> _Problem_
Select all lines holding the word "title" from the entries that follow.

> _Record extracts_
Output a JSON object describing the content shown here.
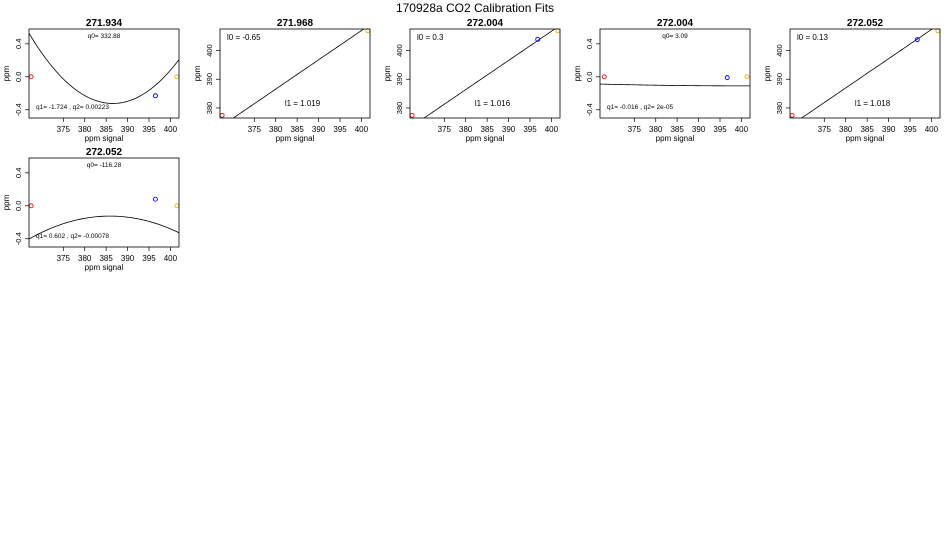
{
  "figure": {
    "title": "170928a   CO2 Calibration Fits"
  },
  "marker_colors": {
    "low": "#ff0000",
    "mid": "#0000ff",
    "high": "#ffa500"
  },
  "chart_data": [
    {
      "type": "line",
      "title": "271.934",
      "kind": "residual",
      "xlabel": "ppm signal",
      "ylabel": "ppm",
      "xlim": [
        367.0,
        402.0
      ],
      "ylim": [
        -0.5,
        0.58
      ],
      "xticks": [
        375,
        380,
        385,
        390,
        395,
        400
      ],
      "yticks": [
        -0.4,
        0.0,
        0.4
      ],
      "coeffs": {
        "q0": 332.88,
        "q1": -1.724,
        "q2": 0.00223
      },
      "labels": [
        {
          "text": "q0= 332.88",
          "pos": "top"
        },
        {
          "text": "q1= -1.724 , q2= 0.00223",
          "pos": "bottom-left"
        }
      ],
      "points": [
        {
          "x": 367.5,
          "y": 0.0,
          "color": "low"
        },
        {
          "x": 396.5,
          "y": -0.23,
          "color": "mid"
        },
        {
          "x": 401.5,
          "y": 0.0,
          "color": "high"
        }
      ]
    },
    {
      "type": "line",
      "title": "271.968",
      "kind": "linear",
      "xlabel": "ppm signal",
      "ylabel": "ppm",
      "xlim": [
        367.0,
        402.0
      ],
      "ylim": [
        376.5,
        407.5
      ],
      "xticks": [
        375,
        380,
        385,
        390,
        395,
        400
      ],
      "yticks": [
        380,
        390,
        400
      ],
      "coeffs": {
        "l0": -0.65,
        "l1": 1.019
      },
      "labels": [
        {
          "text": "l0 =  -0.65",
          "pos": "top-left"
        },
        {
          "text": "l1 =  1.019",
          "pos": "bottom-center"
        }
      ],
      "points": [
        {
          "x": 367.5,
          "y": 377.4,
          "color": "low"
        },
        {
          "x": 401.5,
          "y": 406.9,
          "color": "high"
        }
      ]
    },
    {
      "type": "line",
      "title": "272.004",
      "kind": "linear",
      "xlabel": "ppm signal",
      "ylabel": "ppm",
      "xlim": [
        367.0,
        402.0
      ],
      "ylim": [
        376.5,
        407.5
      ],
      "xticks": [
        375,
        380,
        385,
        390,
        395,
        400
      ],
      "yticks": [
        380,
        390,
        400
      ],
      "coeffs": {
        "l0": 0.3,
        "l1": 1.016
      },
      "labels": [
        {
          "text": "l0 =  0.3",
          "pos": "top-left"
        },
        {
          "text": "l1 =  1.016",
          "pos": "bottom-center"
        }
      ],
      "points": [
        {
          "x": 367.5,
          "y": 377.4,
          "color": "low"
        },
        {
          "x": 396.8,
          "y": 403.9,
          "color": "mid"
        },
        {
          "x": 401.5,
          "y": 406.9,
          "color": "high"
        }
      ]
    },
    {
      "type": "line",
      "title": "272.004",
      "kind": "residual",
      "xlabel": "ppm signal",
      "ylabel": "ppm",
      "xlim": [
        367.0,
        402.0
      ],
      "ylim": [
        -0.5,
        0.58
      ],
      "xticks": [
        375,
        380,
        385,
        390,
        395,
        400
      ],
      "yticks": [
        -0.4,
        0.0,
        0.4
      ],
      "coeffs": {
        "q0": 3.09,
        "q1": -0.016,
        "q2": 2e-05
      },
      "labels": [
        {
          "text": "q0= 3.09",
          "pos": "top"
        },
        {
          "text": "q1= -0.016 , q2= 2e-05",
          "pos": "bottom-left"
        }
      ],
      "points": [
        {
          "x": 368.0,
          "y": 0.0,
          "color": "low"
        },
        {
          "x": 396.7,
          "y": -0.01,
          "color": "mid"
        },
        {
          "x": 401.3,
          "y": 0.0,
          "color": "high"
        }
      ]
    },
    {
      "type": "line",
      "title": "272.052",
      "kind": "linear",
      "xlabel": "ppm signal",
      "ylabel": "ppm",
      "xlim": [
        367.0,
        402.0
      ],
      "ylim": [
        376.5,
        407.5
      ],
      "xticks": [
        375,
        380,
        385,
        390,
        395,
        400
      ],
      "yticks": [
        380,
        390,
        400
      ],
      "coeffs": {
        "l0": 0.13,
        "l1": 1.018
      },
      "labels": [
        {
          "text": "l0 =  0.13",
          "pos": "top-left"
        },
        {
          "text": "l1 =  1.018",
          "pos": "bottom-center"
        }
      ],
      "points": [
        {
          "x": 367.5,
          "y": 377.4,
          "color": "low"
        },
        {
          "x": 396.7,
          "y": 403.8,
          "color": "mid"
        },
        {
          "x": 401.5,
          "y": 406.9,
          "color": "high"
        }
      ]
    },
    {
      "type": "line",
      "title": "272.052",
      "kind": "residual",
      "xlabel": "ppm signal",
      "ylabel": "ppm",
      "xlim": [
        367.0,
        402.0
      ],
      "ylim": [
        -0.5,
        0.58
      ],
      "xticks": [
        375,
        380,
        385,
        390,
        395,
        400
      ],
      "yticks": [
        -0.4,
        0.0,
        0.4
      ],
      "coeffs": {
        "q0": -116.28,
        "q1": 0.602,
        "q2": -0.00078
      },
      "labels": [
        {
          "text": "q0= -116.28",
          "pos": "top"
        },
        {
          "text": "q1= 0.602 , q2= -0.00078",
          "pos": "bottom-left"
        }
      ],
      "points": [
        {
          "x": 367.5,
          "y": 0.0,
          "color": "low"
        },
        {
          "x": 396.5,
          "y": 0.08,
          "color": "mid"
        },
        {
          "x": 401.5,
          "y": 0.0,
          "color": "high"
        }
      ]
    }
  ]
}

> _Result of this task_
    "title": "170928a   CO2 Calibration Fits"
      "title": "271.934",
      "title": "271.968",
      "title": "272.004",
      "title": "272.004",
      "title": "272.052",
      "title": "272.052",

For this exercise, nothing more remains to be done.